* Exercise objective *
Locate every line in the records below that contains the word "JSON", and copy each one.

::::::::::

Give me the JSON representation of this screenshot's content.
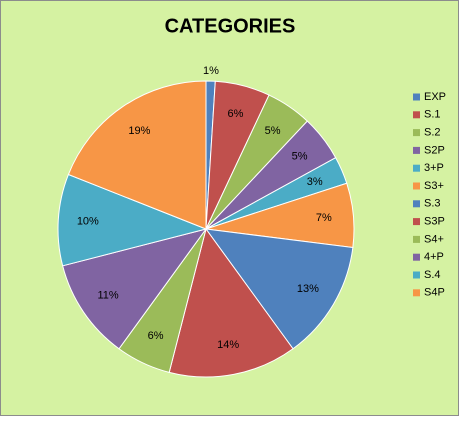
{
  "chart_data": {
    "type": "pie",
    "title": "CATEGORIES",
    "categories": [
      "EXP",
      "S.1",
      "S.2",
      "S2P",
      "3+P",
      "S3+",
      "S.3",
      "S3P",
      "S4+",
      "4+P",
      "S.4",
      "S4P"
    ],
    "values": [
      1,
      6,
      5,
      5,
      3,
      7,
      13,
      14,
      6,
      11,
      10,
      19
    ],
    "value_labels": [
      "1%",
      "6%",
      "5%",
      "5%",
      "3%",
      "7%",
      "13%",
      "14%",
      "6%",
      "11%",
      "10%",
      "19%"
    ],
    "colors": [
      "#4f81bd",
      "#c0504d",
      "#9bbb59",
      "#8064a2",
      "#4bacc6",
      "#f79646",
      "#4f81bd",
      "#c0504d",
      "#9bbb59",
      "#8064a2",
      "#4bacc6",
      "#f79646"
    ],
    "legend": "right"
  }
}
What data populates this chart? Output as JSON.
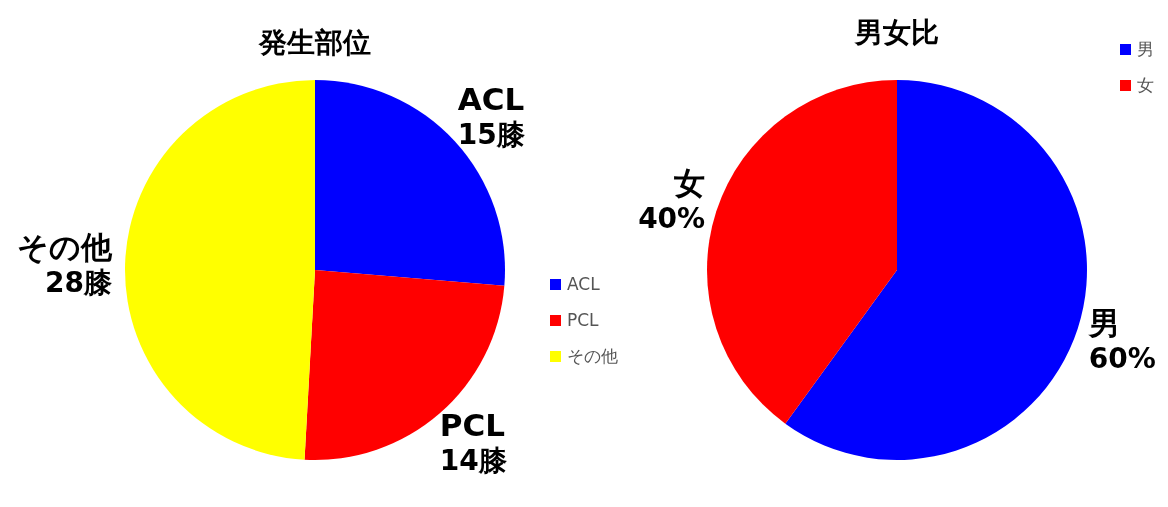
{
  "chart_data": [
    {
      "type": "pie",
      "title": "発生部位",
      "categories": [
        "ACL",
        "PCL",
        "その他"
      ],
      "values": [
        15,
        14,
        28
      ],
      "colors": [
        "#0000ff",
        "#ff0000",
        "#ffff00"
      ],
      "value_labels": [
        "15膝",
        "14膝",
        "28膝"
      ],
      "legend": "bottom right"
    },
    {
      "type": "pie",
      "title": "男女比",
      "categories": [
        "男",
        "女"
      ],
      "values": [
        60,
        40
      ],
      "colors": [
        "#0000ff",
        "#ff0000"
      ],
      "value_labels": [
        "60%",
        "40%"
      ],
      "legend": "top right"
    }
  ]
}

::::::::::

* Solution for this task *
Give me the JSON representation of this screenshot's content.
What data populates this chart? Output as JSON.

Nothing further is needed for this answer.